**Excerpts from a figure dataset:**
-- Start --
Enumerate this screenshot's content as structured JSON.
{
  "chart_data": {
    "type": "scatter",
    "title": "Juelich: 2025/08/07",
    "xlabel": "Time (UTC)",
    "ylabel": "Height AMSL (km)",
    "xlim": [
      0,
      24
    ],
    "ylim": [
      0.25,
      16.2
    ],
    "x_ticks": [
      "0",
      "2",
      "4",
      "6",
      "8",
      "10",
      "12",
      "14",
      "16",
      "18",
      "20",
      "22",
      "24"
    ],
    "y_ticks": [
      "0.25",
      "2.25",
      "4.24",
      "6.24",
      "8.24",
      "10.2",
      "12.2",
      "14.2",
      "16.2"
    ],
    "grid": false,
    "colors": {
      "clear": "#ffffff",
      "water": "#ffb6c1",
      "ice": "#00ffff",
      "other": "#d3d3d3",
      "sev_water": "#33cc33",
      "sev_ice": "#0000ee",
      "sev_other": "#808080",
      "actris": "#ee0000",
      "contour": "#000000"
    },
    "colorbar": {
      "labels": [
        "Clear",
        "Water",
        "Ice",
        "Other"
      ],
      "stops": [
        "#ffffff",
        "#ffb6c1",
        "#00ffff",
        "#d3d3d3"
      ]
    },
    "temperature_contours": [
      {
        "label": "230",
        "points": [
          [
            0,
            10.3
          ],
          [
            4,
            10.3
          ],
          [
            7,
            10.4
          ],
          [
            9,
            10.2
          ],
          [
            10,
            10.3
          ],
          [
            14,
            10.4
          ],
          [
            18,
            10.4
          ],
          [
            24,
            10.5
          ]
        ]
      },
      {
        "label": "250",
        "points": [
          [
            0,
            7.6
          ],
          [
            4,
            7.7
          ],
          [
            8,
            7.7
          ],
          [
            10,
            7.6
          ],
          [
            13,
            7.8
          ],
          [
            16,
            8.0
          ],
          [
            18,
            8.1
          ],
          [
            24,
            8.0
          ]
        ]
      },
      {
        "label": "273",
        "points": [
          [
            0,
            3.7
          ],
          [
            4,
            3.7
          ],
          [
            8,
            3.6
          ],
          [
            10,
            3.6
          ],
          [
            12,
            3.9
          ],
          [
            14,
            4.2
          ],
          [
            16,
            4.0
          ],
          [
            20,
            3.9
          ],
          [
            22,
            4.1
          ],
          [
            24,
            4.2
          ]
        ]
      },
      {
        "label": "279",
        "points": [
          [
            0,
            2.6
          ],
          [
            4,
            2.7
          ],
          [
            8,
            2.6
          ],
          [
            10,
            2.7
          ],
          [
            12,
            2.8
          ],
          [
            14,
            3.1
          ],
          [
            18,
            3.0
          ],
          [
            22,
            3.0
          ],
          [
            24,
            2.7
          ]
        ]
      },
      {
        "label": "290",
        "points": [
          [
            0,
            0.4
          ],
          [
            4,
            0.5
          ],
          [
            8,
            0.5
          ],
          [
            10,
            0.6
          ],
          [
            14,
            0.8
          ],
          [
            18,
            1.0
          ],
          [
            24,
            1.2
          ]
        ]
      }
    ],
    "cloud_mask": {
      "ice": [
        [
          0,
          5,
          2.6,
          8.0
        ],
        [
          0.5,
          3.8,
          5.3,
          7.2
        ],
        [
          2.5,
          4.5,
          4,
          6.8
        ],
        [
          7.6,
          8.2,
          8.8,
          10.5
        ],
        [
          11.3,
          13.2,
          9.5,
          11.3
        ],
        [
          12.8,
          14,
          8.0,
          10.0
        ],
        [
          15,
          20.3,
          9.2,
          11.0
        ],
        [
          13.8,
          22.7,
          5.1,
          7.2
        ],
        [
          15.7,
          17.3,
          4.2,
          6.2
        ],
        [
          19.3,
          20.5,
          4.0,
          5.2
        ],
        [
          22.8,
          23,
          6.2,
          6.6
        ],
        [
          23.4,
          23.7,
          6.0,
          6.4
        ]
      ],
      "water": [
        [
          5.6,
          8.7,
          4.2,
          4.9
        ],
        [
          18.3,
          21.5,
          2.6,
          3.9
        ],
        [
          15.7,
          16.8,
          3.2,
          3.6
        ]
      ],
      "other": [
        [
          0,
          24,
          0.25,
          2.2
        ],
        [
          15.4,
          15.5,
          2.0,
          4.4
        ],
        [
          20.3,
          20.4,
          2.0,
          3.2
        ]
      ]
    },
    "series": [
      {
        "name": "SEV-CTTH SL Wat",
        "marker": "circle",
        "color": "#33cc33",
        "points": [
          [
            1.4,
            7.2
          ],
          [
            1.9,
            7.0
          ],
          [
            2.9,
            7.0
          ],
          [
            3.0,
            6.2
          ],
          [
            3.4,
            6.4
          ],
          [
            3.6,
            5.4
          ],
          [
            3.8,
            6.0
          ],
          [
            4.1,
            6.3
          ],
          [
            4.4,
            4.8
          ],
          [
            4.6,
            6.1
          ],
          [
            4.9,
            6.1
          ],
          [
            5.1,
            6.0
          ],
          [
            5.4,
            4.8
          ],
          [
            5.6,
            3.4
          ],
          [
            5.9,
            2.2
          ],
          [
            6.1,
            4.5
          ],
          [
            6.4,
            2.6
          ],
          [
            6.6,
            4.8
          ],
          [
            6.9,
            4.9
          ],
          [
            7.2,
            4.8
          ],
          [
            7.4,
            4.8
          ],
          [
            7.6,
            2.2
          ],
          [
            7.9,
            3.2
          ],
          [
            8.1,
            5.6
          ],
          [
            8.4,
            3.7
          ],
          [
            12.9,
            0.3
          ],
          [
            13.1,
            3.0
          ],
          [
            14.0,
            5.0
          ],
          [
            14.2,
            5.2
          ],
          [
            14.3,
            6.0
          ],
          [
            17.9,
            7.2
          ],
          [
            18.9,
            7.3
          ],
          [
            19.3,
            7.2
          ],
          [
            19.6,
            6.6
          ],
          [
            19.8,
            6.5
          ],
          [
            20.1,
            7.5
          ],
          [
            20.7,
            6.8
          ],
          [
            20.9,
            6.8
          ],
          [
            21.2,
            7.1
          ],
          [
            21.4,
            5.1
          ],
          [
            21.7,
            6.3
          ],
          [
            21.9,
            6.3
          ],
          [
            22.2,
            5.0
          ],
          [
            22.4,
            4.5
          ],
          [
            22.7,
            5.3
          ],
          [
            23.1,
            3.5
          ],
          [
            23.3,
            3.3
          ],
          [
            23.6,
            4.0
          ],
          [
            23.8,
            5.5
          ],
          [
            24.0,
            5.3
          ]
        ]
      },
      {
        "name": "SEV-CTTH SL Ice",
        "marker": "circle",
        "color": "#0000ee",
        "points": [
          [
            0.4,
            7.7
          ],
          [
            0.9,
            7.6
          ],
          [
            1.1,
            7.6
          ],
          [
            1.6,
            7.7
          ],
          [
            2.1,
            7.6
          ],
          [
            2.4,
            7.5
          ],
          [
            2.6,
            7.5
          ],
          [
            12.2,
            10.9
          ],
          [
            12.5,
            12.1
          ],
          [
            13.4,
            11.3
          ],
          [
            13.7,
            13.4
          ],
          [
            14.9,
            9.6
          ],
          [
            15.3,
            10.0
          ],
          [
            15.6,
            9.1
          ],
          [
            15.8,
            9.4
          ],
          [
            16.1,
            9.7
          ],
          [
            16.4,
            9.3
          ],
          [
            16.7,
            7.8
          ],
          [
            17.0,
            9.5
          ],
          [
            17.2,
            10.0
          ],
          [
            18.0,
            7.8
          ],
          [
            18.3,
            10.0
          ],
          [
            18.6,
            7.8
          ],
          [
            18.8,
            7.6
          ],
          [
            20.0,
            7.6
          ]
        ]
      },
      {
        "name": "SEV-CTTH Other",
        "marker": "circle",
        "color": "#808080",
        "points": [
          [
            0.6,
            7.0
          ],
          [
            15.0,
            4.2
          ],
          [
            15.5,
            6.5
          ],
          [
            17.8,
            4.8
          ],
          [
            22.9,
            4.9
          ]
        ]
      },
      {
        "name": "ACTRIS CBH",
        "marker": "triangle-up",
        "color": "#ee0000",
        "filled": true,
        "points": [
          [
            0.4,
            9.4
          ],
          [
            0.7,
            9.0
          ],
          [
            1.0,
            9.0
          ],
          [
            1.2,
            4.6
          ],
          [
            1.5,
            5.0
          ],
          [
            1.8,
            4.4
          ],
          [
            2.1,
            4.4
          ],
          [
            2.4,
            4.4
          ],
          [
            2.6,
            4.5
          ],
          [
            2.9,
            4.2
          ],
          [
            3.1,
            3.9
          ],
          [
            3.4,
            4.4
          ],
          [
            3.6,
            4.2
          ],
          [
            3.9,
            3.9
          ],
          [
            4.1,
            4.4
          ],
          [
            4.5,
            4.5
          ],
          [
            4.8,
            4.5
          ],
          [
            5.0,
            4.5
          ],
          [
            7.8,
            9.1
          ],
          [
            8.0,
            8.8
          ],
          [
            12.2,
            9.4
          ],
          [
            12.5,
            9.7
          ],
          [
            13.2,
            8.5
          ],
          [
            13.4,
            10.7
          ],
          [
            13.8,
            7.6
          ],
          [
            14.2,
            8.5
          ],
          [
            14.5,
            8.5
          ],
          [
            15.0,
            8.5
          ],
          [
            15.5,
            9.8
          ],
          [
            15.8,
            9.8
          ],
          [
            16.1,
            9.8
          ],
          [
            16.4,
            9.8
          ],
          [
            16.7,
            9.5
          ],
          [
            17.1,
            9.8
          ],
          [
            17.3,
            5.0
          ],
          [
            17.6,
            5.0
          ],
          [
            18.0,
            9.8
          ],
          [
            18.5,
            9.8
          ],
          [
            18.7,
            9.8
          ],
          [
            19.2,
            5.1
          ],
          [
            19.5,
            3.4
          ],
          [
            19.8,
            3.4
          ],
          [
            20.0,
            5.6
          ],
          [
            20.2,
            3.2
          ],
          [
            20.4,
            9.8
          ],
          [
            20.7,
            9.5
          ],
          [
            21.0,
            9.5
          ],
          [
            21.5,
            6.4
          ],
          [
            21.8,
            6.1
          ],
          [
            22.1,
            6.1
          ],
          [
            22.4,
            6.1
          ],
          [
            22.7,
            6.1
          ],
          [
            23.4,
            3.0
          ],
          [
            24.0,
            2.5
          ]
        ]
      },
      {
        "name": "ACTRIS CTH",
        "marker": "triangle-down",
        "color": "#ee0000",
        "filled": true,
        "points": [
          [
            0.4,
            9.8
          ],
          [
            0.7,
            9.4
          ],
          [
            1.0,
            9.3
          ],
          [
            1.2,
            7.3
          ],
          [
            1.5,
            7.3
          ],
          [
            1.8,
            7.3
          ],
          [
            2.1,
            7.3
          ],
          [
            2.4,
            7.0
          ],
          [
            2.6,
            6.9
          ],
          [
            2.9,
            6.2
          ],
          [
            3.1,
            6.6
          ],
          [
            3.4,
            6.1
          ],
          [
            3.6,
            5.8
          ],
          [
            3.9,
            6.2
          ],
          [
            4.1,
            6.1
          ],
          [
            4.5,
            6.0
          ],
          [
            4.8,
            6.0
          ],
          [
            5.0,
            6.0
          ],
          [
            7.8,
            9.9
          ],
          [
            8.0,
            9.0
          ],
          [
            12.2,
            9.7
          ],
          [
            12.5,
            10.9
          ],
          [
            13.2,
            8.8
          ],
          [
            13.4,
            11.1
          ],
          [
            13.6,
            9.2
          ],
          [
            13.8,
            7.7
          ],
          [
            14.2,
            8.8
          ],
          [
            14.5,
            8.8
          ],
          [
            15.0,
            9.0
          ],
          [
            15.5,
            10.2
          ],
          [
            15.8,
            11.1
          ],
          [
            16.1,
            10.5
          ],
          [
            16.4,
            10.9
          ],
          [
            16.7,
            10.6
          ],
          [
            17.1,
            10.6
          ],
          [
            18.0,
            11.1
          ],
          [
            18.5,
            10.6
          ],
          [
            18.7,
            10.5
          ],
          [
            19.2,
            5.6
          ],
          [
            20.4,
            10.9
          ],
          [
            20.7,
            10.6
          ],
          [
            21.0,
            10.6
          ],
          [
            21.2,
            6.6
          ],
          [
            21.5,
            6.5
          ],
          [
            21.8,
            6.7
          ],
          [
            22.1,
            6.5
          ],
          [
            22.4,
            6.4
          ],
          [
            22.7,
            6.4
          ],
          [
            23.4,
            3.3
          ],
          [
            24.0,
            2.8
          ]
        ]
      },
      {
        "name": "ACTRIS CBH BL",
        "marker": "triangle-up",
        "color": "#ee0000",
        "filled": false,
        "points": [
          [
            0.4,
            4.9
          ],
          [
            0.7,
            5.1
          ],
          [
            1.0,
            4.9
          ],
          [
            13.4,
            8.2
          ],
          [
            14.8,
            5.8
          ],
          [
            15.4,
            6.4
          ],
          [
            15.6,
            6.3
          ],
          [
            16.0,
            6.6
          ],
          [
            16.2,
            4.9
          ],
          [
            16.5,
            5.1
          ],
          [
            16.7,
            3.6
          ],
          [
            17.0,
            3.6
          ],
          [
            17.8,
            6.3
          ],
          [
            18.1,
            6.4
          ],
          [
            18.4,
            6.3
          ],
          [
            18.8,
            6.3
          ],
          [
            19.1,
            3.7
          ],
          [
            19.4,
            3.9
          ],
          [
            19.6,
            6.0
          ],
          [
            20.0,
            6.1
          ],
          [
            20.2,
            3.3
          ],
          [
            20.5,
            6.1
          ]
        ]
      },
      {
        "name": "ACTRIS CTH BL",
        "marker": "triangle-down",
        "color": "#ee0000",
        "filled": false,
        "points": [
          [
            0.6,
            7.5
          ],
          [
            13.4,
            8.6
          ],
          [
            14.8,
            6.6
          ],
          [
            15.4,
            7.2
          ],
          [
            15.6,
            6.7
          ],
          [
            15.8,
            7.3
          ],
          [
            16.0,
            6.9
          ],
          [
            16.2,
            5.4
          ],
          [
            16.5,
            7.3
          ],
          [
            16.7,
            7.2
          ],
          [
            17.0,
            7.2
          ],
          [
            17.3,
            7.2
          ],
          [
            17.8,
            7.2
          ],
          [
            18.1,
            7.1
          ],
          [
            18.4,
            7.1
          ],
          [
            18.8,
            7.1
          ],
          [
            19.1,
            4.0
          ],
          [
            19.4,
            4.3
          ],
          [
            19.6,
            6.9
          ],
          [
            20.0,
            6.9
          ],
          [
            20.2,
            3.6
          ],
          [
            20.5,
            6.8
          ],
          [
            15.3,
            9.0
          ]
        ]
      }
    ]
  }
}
-- End --
**What you should do:** Read the data above. Pull out each line in which the string "name" appears.

**Response to this exercise:**
        "name": "SEV-CTTH SL Wat",
        "name": "SEV-CTTH SL Ice",
        "name": "SEV-CTTH Other",
        "name": "ACTRIS CBH",
        "name": "ACTRIS CTH",
        "name": "ACTRIS CBH BL",
        "name": "ACTRIS CTH BL",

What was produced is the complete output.